## [GOAL]
Report each line of the data that includes the word "information".

### THE INPUT ###

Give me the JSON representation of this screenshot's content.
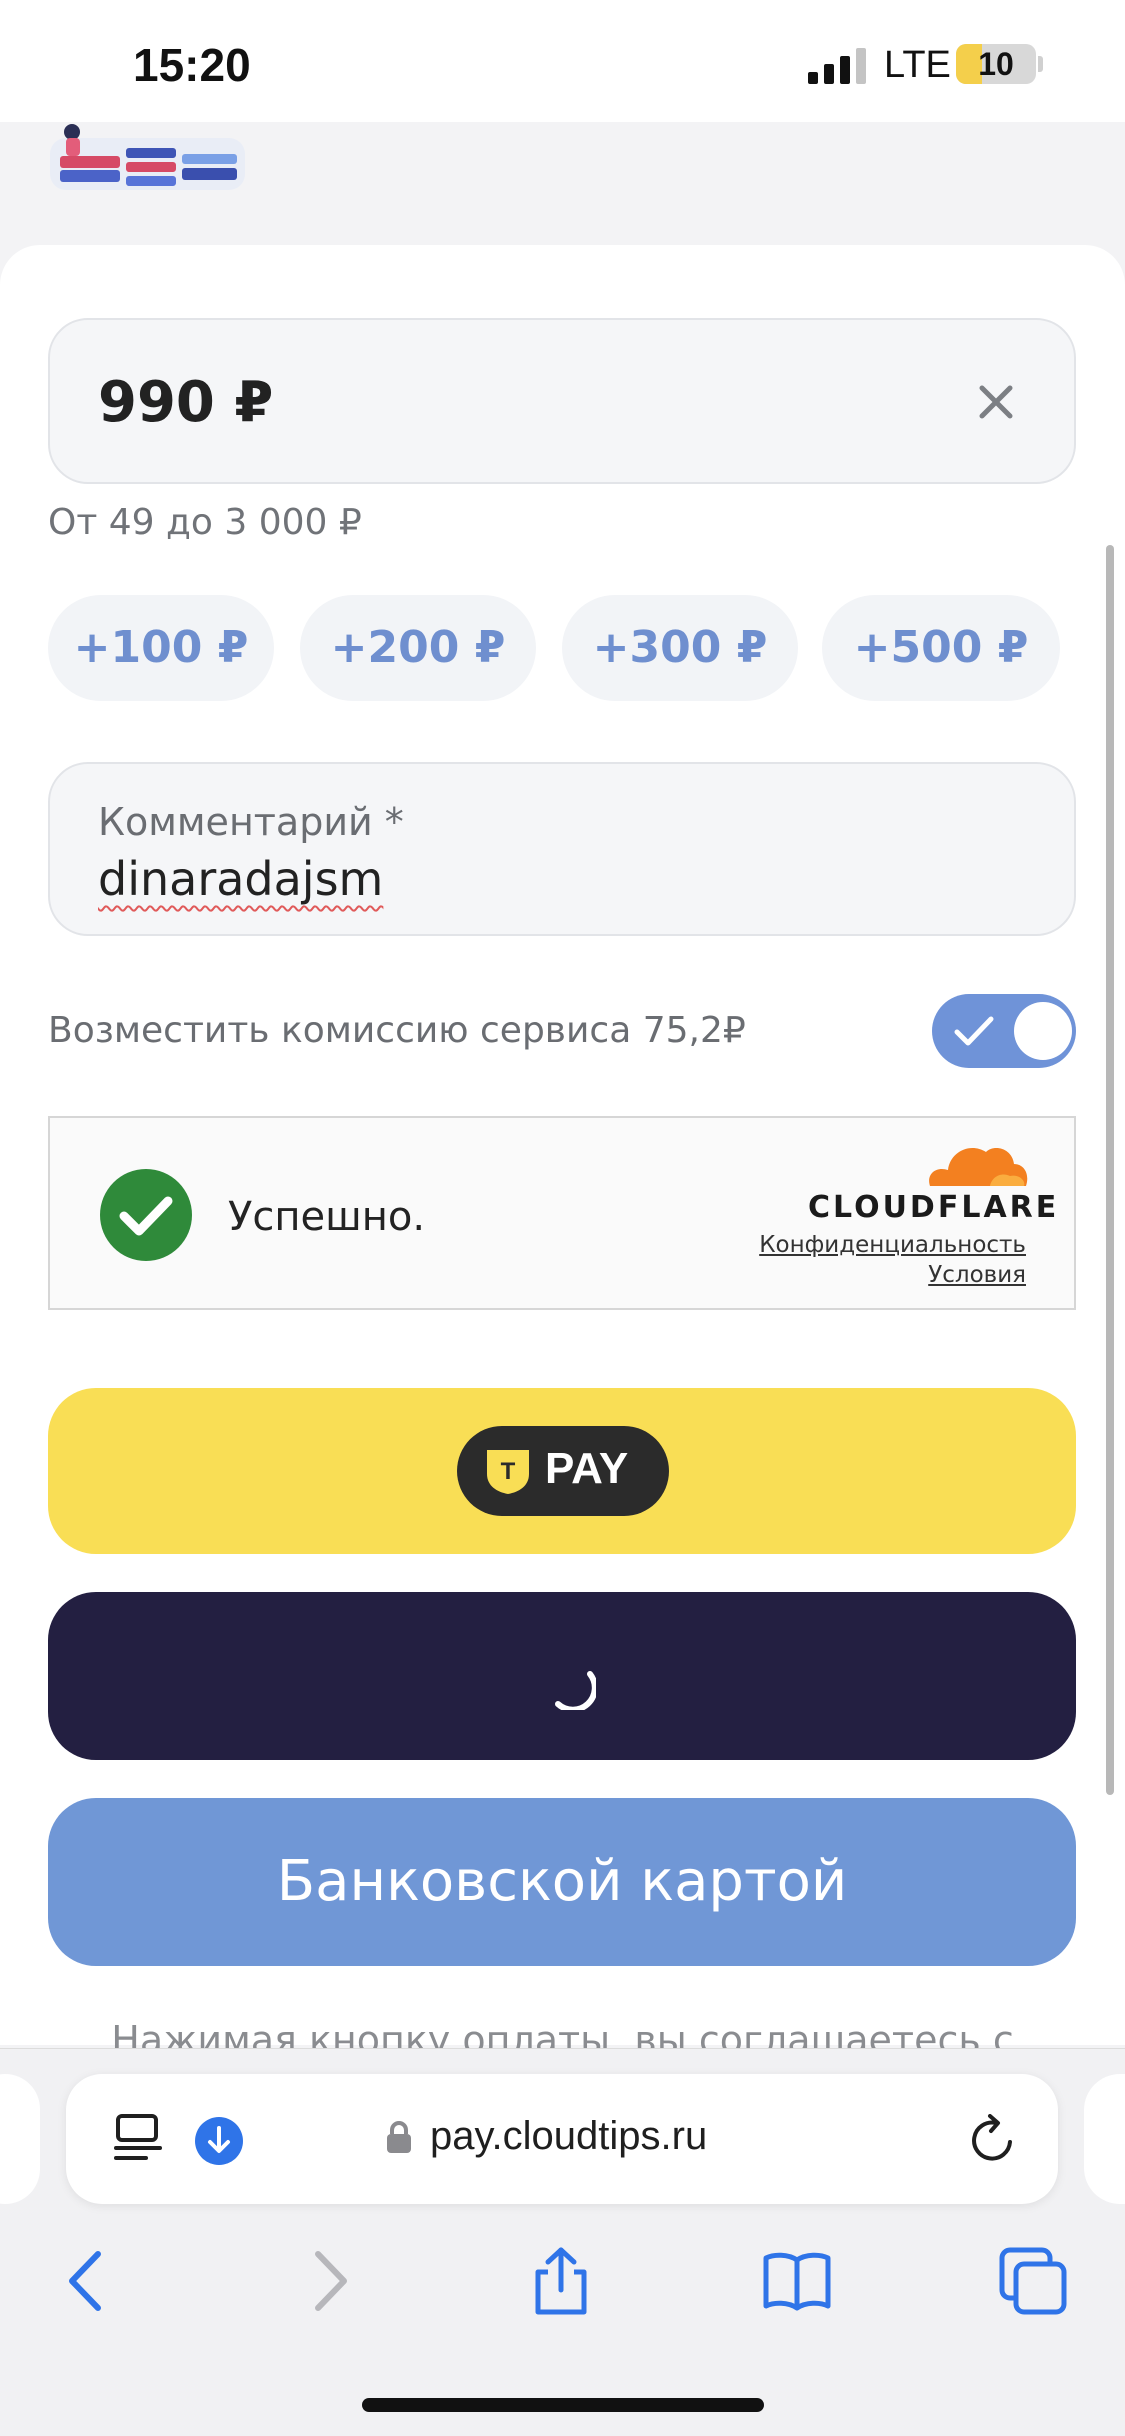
{
  "status_bar": {
    "time": "15:20",
    "network": "LTE",
    "battery": "10",
    "battery_level_percent": 10
  },
  "form": {
    "amount_value": "990 ₽",
    "amount_hint": "От 49 до 3 000 ₽",
    "quick_amounts": [
      "+100 ₽",
      "+200 ₽",
      "+300 ₽",
      "+500 ₽"
    ],
    "comment_label": "Комментарий *",
    "comment_value": "dinaradajsm",
    "fee_label": "Возместить комиссию сервиса 75,2₽",
    "fee_toggle_on": true
  },
  "captcha": {
    "status": "Успешно.",
    "brand": "CLOUDFLARE",
    "privacy_link": "Конфиденциальность",
    "terms_link": "Условия"
  },
  "payments": {
    "tpay_label": "PAY",
    "tpay_logo_letter": "T",
    "card_label": "Банковской картой"
  },
  "terms_text": "Нажимая кнопку оплаты, вы соглашаетесь с",
  "browser": {
    "url": "pay.cloudtips.ru"
  },
  "colors": {
    "accent_blue": "#7097d6",
    "tpay_yellow": "#f9de55",
    "dark_button": "#231f41",
    "success_green": "#2f8a3a",
    "cloudflare_orange": "#f38020"
  },
  "icons": {
    "clear": "close-icon",
    "check": "checkmark-icon",
    "reader": "reader-icon",
    "download": "download-icon",
    "lock": "lock-icon",
    "reload": "reload-icon",
    "back": "chevron-left-icon",
    "forward": "chevron-right-icon",
    "share": "share-icon",
    "bookmarks": "book-icon",
    "tabs": "tabs-icon"
  }
}
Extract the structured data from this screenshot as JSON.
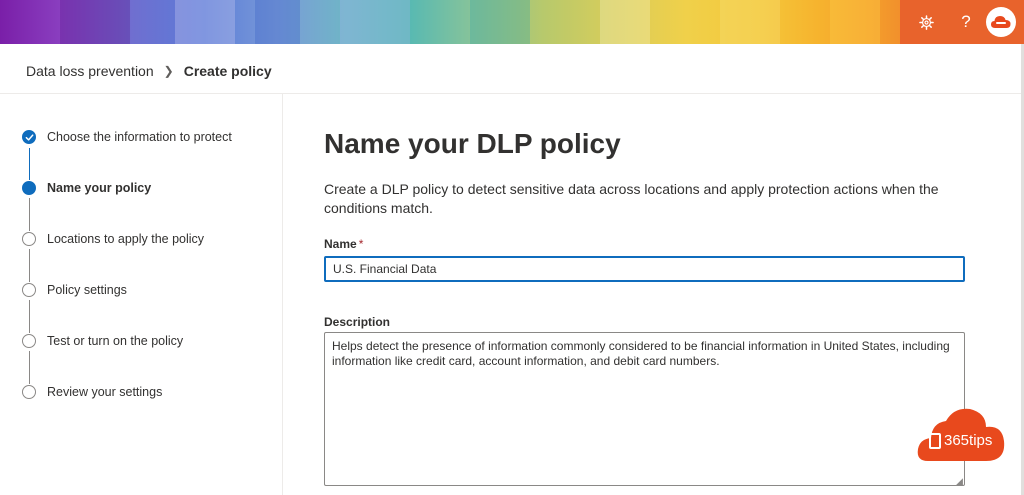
{
  "colors": {
    "accent": "#0f6cbd",
    "banner_actions_bg": "#e8632c",
    "required_asterisk": "#a4262c",
    "watermark": "#e8491d"
  },
  "header": {
    "settings_icon": "gear-icon",
    "help_label": "?",
    "avatar_icon": "cloud-icon"
  },
  "breadcrumb": {
    "root": "Data loss prevention",
    "current": "Create policy"
  },
  "wizard": {
    "steps": [
      {
        "label": "Choose the information to protect",
        "state": "completed"
      },
      {
        "label": "Name your policy",
        "state": "current"
      },
      {
        "label": "Locations to apply the policy",
        "state": "pending"
      },
      {
        "label": "Policy settings",
        "state": "pending"
      },
      {
        "label": "Test or turn on the policy",
        "state": "pending"
      },
      {
        "label": "Review your settings",
        "state": "pending"
      }
    ]
  },
  "main": {
    "title": "Name your DLP policy",
    "description": "Create a DLP policy to detect sensitive data across locations and apply protection actions when the conditions match.",
    "name_field": {
      "label": "Name",
      "required_marker": "*",
      "value": "U.S. Financial Data"
    },
    "description_field": {
      "label": "Description",
      "value": "Helps detect the presence of information commonly considered to be financial information in United States, including information like credit card, account information, and debit card numbers."
    }
  },
  "watermark": {
    "text": "365tips"
  }
}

###

## [WRITTEN SOLUTION]
        "label": "Choose the information to protect",
      "value": "Helps detect the presence of information commonly considered to be financial information in United States, including information like credit card, account information, and debit card numbers."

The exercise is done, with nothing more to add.